▶ **Exercise**: Every line of the material below must be repeated exactly.

▶ **Provided material**:
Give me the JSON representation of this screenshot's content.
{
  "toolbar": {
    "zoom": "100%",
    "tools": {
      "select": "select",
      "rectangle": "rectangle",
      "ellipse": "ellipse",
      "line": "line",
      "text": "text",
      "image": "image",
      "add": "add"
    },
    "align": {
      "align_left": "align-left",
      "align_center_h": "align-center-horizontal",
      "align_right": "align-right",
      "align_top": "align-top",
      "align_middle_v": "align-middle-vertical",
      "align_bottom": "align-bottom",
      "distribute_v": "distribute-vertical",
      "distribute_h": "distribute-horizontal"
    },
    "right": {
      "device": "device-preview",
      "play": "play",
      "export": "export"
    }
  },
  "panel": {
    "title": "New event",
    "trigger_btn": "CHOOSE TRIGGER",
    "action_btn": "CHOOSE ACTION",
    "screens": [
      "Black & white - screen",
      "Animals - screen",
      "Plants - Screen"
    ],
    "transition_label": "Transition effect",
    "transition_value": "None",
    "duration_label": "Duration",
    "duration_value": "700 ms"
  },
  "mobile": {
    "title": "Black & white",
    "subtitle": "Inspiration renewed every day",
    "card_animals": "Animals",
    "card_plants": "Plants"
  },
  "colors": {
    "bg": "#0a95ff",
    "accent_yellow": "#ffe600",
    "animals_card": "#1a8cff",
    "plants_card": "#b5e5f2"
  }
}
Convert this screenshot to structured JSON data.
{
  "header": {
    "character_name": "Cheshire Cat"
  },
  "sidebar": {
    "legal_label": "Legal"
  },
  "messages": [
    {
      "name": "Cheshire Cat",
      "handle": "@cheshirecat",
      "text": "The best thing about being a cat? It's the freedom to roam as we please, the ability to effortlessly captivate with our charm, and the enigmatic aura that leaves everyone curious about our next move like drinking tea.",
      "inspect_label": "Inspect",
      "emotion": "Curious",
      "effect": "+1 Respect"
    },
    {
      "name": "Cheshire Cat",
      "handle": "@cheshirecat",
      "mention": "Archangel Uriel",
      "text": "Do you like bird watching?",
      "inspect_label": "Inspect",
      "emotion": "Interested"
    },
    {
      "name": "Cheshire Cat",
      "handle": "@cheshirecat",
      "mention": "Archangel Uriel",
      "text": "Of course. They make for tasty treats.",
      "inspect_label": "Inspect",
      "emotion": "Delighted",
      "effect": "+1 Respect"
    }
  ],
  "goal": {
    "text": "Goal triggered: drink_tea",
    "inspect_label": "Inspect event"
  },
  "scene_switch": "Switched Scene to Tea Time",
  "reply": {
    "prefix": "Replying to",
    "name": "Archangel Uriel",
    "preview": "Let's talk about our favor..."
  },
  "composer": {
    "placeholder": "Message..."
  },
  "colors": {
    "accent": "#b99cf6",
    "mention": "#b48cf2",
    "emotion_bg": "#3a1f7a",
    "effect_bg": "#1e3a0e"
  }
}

▶ **Task solution**:
Give me the JSON representation of this screenshot's content.
{
  "toolbar": {
    "zoom": "100%",
    "tools": {
      "select": "select",
      "rectangle": "rectangle",
      "ellipse": "ellipse",
      "line": "line",
      "text": "text",
      "image": "image",
      "add": "add"
    },
    "align": {
      "align_left": "align-left",
      "align_center_h": "align-center-horizontal",
      "align_right": "align-right",
      "align_top": "align-top",
      "align_middle_v": "align-middle-vertical",
      "align_bottom": "align-bottom",
      "distribute_v": "distribute-vertical",
      "distribute_h": "distribute-horizontal"
    },
    "right": {
      "device": "device-preview",
      "play": "play",
      "export": "export"
    }
  },
  "panel": {
    "title": "New event",
    "trigger_btn": "CHOOSE TRIGGER",
    "action_btn": "CHOOSE ACTION",
    "screens": [
      "Black & white - screen",
      "Animals - screen",
      "Plants - Screen"
    ],
    "transition_label": "Transition effect",
    "transition_value": "None",
    "duration_label": "Duration",
    "duration_value": "700 ms"
  },
  "mobile": {
    "title": "Black & white",
    "subtitle": "Inspiration renewed every day",
    "card_animals": "Animals",
    "card_plants": "Plants"
  },
  "colors": {
    "bg": "#0a95ff",
    "accent_yellow": "#ffe600",
    "animals_card": "#1a8cff",
    "plants_card": "#b5e5f2"
  }
}
Convert this screenshot to structured JSON data.
{
  "header": {
    "character_name": "Cheshire Cat"
  },
  "sidebar": {
    "legal_label": "Legal"
  },
  "messages": [
    {
      "name": "Cheshire Cat",
      "handle": "@cheshirecat",
      "text": "The best thing about being a cat? It's the freedom to roam as we please, the ability to effortlessly captivate with our charm, and the enigmatic aura that leaves everyone curious about our next move like drinking tea.",
      "inspect_label": "Inspect",
      "emotion": "Curious",
      "effect": "+1 Respect"
    },
    {
      "name": "Cheshire Cat",
      "handle": "@cheshirecat",
      "mention": "Archangel Uriel",
      "text": "Do you like bird watching?",
      "inspect_label": "Inspect",
      "emotion": "Interested"
    },
    {
      "name": "Cheshire Cat",
      "handle": "@cheshirecat",
      "mention": "Archangel Uriel",
      "text": "Of course. They make for tasty treats.",
      "inspect_label": "Inspect",
      "emotion": "Delighted",
      "effect": "+1 Respect"
    }
  ],
  "goal": {
    "text": "Goal triggered: drink_tea",
    "inspect_label": "Inspect event"
  },
  "scene_switch": "Switched Scene to Tea Time",
  "reply": {
    "prefix": "Replying to",
    "name": "Archangel Uriel",
    "preview": "Let's talk about our favor..."
  },
  "composer": {
    "placeholder": "Message..."
  },
  "colors": {
    "accent": "#b99cf6",
    "mention": "#b48cf2",
    "emotion_bg": "#3a1f7a",
    "effect_bg": "#1e3a0e"
  }
}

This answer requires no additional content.